TASK INSTRUCTIONS: Reproduce the data exactly and drop any pictures it holds.

--- start of DATA SUPPLIED ---

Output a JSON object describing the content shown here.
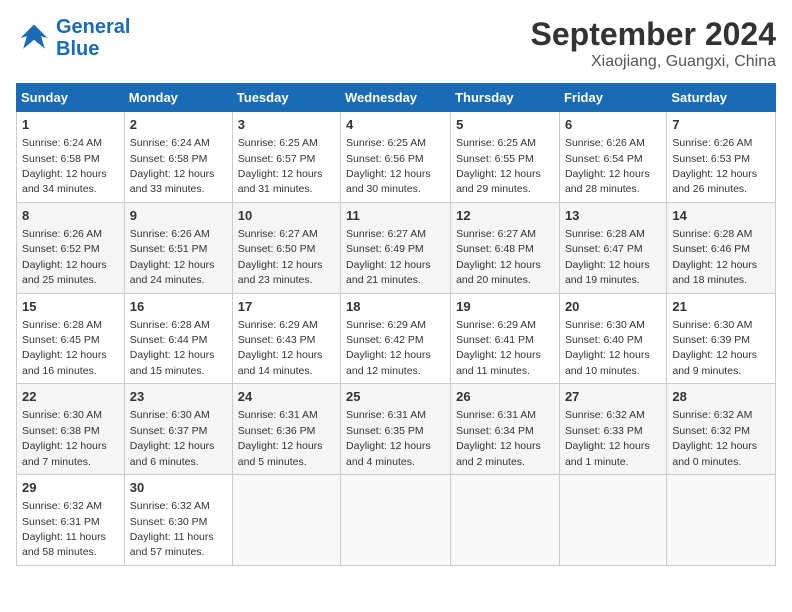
{
  "logo": {
    "general": "General",
    "blue": "Blue"
  },
  "title": "September 2024",
  "location": "Xiaojiang, Guangxi, China",
  "days_header": [
    "Sunday",
    "Monday",
    "Tuesday",
    "Wednesday",
    "Thursday",
    "Friday",
    "Saturday"
  ],
  "weeks": [
    [
      {
        "num": "1",
        "sunrise": "6:24 AM",
        "sunset": "6:58 PM",
        "daylight": "12 hours and 34 minutes."
      },
      {
        "num": "2",
        "sunrise": "6:24 AM",
        "sunset": "6:58 PM",
        "daylight": "12 hours and 33 minutes."
      },
      {
        "num": "3",
        "sunrise": "6:25 AM",
        "sunset": "6:57 PM",
        "daylight": "12 hours and 31 minutes."
      },
      {
        "num": "4",
        "sunrise": "6:25 AM",
        "sunset": "6:56 PM",
        "daylight": "12 hours and 30 minutes."
      },
      {
        "num": "5",
        "sunrise": "6:25 AM",
        "sunset": "6:55 PM",
        "daylight": "12 hours and 29 minutes."
      },
      {
        "num": "6",
        "sunrise": "6:26 AM",
        "sunset": "6:54 PM",
        "daylight": "12 hours and 28 minutes."
      },
      {
        "num": "7",
        "sunrise": "6:26 AM",
        "sunset": "6:53 PM",
        "daylight": "12 hours and 26 minutes."
      }
    ],
    [
      {
        "num": "8",
        "sunrise": "6:26 AM",
        "sunset": "6:52 PM",
        "daylight": "12 hours and 25 minutes."
      },
      {
        "num": "9",
        "sunrise": "6:26 AM",
        "sunset": "6:51 PM",
        "daylight": "12 hours and 24 minutes."
      },
      {
        "num": "10",
        "sunrise": "6:27 AM",
        "sunset": "6:50 PM",
        "daylight": "12 hours and 23 minutes."
      },
      {
        "num": "11",
        "sunrise": "6:27 AM",
        "sunset": "6:49 PM",
        "daylight": "12 hours and 21 minutes."
      },
      {
        "num": "12",
        "sunrise": "6:27 AM",
        "sunset": "6:48 PM",
        "daylight": "12 hours and 20 minutes."
      },
      {
        "num": "13",
        "sunrise": "6:28 AM",
        "sunset": "6:47 PM",
        "daylight": "12 hours and 19 minutes."
      },
      {
        "num": "14",
        "sunrise": "6:28 AM",
        "sunset": "6:46 PM",
        "daylight": "12 hours and 18 minutes."
      }
    ],
    [
      {
        "num": "15",
        "sunrise": "6:28 AM",
        "sunset": "6:45 PM",
        "daylight": "12 hours and 16 minutes."
      },
      {
        "num": "16",
        "sunrise": "6:28 AM",
        "sunset": "6:44 PM",
        "daylight": "12 hours and 15 minutes."
      },
      {
        "num": "17",
        "sunrise": "6:29 AM",
        "sunset": "6:43 PM",
        "daylight": "12 hours and 14 minutes."
      },
      {
        "num": "18",
        "sunrise": "6:29 AM",
        "sunset": "6:42 PM",
        "daylight": "12 hours and 12 minutes."
      },
      {
        "num": "19",
        "sunrise": "6:29 AM",
        "sunset": "6:41 PM",
        "daylight": "12 hours and 11 minutes."
      },
      {
        "num": "20",
        "sunrise": "6:30 AM",
        "sunset": "6:40 PM",
        "daylight": "12 hours and 10 minutes."
      },
      {
        "num": "21",
        "sunrise": "6:30 AM",
        "sunset": "6:39 PM",
        "daylight": "12 hours and 9 minutes."
      }
    ],
    [
      {
        "num": "22",
        "sunrise": "6:30 AM",
        "sunset": "6:38 PM",
        "daylight": "12 hours and 7 minutes."
      },
      {
        "num": "23",
        "sunrise": "6:30 AM",
        "sunset": "6:37 PM",
        "daylight": "12 hours and 6 minutes."
      },
      {
        "num": "24",
        "sunrise": "6:31 AM",
        "sunset": "6:36 PM",
        "daylight": "12 hours and 5 minutes."
      },
      {
        "num": "25",
        "sunrise": "6:31 AM",
        "sunset": "6:35 PM",
        "daylight": "12 hours and 4 minutes."
      },
      {
        "num": "26",
        "sunrise": "6:31 AM",
        "sunset": "6:34 PM",
        "daylight": "12 hours and 2 minutes."
      },
      {
        "num": "27",
        "sunrise": "6:32 AM",
        "sunset": "6:33 PM",
        "daylight": "12 hours and 1 minute."
      },
      {
        "num": "28",
        "sunrise": "6:32 AM",
        "sunset": "6:32 PM",
        "daylight": "12 hours and 0 minutes."
      }
    ],
    [
      {
        "num": "29",
        "sunrise": "6:32 AM",
        "sunset": "6:31 PM",
        "daylight": "11 hours and 58 minutes."
      },
      {
        "num": "30",
        "sunrise": "6:32 AM",
        "sunset": "6:30 PM",
        "daylight": "11 hours and 57 minutes."
      },
      null,
      null,
      null,
      null,
      null
    ]
  ]
}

--- end of DATA SUPPLIED ---

WRITTEN REPLY:
Output a JSON object describing the content shown here.
{
  "logo": {
    "general": "General",
    "blue": "Blue"
  },
  "title": "September 2024",
  "location": "Xiaojiang, Guangxi, China",
  "days_header": [
    "Sunday",
    "Monday",
    "Tuesday",
    "Wednesday",
    "Thursday",
    "Friday",
    "Saturday"
  ],
  "weeks": [
    [
      {
        "num": "1",
        "sunrise": "6:24 AM",
        "sunset": "6:58 PM",
        "daylight": "12 hours and 34 minutes."
      },
      {
        "num": "2",
        "sunrise": "6:24 AM",
        "sunset": "6:58 PM",
        "daylight": "12 hours and 33 minutes."
      },
      {
        "num": "3",
        "sunrise": "6:25 AM",
        "sunset": "6:57 PM",
        "daylight": "12 hours and 31 minutes."
      },
      {
        "num": "4",
        "sunrise": "6:25 AM",
        "sunset": "6:56 PM",
        "daylight": "12 hours and 30 minutes."
      },
      {
        "num": "5",
        "sunrise": "6:25 AM",
        "sunset": "6:55 PM",
        "daylight": "12 hours and 29 minutes."
      },
      {
        "num": "6",
        "sunrise": "6:26 AM",
        "sunset": "6:54 PM",
        "daylight": "12 hours and 28 minutes."
      },
      {
        "num": "7",
        "sunrise": "6:26 AM",
        "sunset": "6:53 PM",
        "daylight": "12 hours and 26 minutes."
      }
    ],
    [
      {
        "num": "8",
        "sunrise": "6:26 AM",
        "sunset": "6:52 PM",
        "daylight": "12 hours and 25 minutes."
      },
      {
        "num": "9",
        "sunrise": "6:26 AM",
        "sunset": "6:51 PM",
        "daylight": "12 hours and 24 minutes."
      },
      {
        "num": "10",
        "sunrise": "6:27 AM",
        "sunset": "6:50 PM",
        "daylight": "12 hours and 23 minutes."
      },
      {
        "num": "11",
        "sunrise": "6:27 AM",
        "sunset": "6:49 PM",
        "daylight": "12 hours and 21 minutes."
      },
      {
        "num": "12",
        "sunrise": "6:27 AM",
        "sunset": "6:48 PM",
        "daylight": "12 hours and 20 minutes."
      },
      {
        "num": "13",
        "sunrise": "6:28 AM",
        "sunset": "6:47 PM",
        "daylight": "12 hours and 19 minutes."
      },
      {
        "num": "14",
        "sunrise": "6:28 AM",
        "sunset": "6:46 PM",
        "daylight": "12 hours and 18 minutes."
      }
    ],
    [
      {
        "num": "15",
        "sunrise": "6:28 AM",
        "sunset": "6:45 PM",
        "daylight": "12 hours and 16 minutes."
      },
      {
        "num": "16",
        "sunrise": "6:28 AM",
        "sunset": "6:44 PM",
        "daylight": "12 hours and 15 minutes."
      },
      {
        "num": "17",
        "sunrise": "6:29 AM",
        "sunset": "6:43 PM",
        "daylight": "12 hours and 14 minutes."
      },
      {
        "num": "18",
        "sunrise": "6:29 AM",
        "sunset": "6:42 PM",
        "daylight": "12 hours and 12 minutes."
      },
      {
        "num": "19",
        "sunrise": "6:29 AM",
        "sunset": "6:41 PM",
        "daylight": "12 hours and 11 minutes."
      },
      {
        "num": "20",
        "sunrise": "6:30 AM",
        "sunset": "6:40 PM",
        "daylight": "12 hours and 10 minutes."
      },
      {
        "num": "21",
        "sunrise": "6:30 AM",
        "sunset": "6:39 PM",
        "daylight": "12 hours and 9 minutes."
      }
    ],
    [
      {
        "num": "22",
        "sunrise": "6:30 AM",
        "sunset": "6:38 PM",
        "daylight": "12 hours and 7 minutes."
      },
      {
        "num": "23",
        "sunrise": "6:30 AM",
        "sunset": "6:37 PM",
        "daylight": "12 hours and 6 minutes."
      },
      {
        "num": "24",
        "sunrise": "6:31 AM",
        "sunset": "6:36 PM",
        "daylight": "12 hours and 5 minutes."
      },
      {
        "num": "25",
        "sunrise": "6:31 AM",
        "sunset": "6:35 PM",
        "daylight": "12 hours and 4 minutes."
      },
      {
        "num": "26",
        "sunrise": "6:31 AM",
        "sunset": "6:34 PM",
        "daylight": "12 hours and 2 minutes."
      },
      {
        "num": "27",
        "sunrise": "6:32 AM",
        "sunset": "6:33 PM",
        "daylight": "12 hours and 1 minute."
      },
      {
        "num": "28",
        "sunrise": "6:32 AM",
        "sunset": "6:32 PM",
        "daylight": "12 hours and 0 minutes."
      }
    ],
    [
      {
        "num": "29",
        "sunrise": "6:32 AM",
        "sunset": "6:31 PM",
        "daylight": "11 hours and 58 minutes."
      },
      {
        "num": "30",
        "sunrise": "6:32 AM",
        "sunset": "6:30 PM",
        "daylight": "11 hours and 57 minutes."
      },
      null,
      null,
      null,
      null,
      null
    ]
  ]
}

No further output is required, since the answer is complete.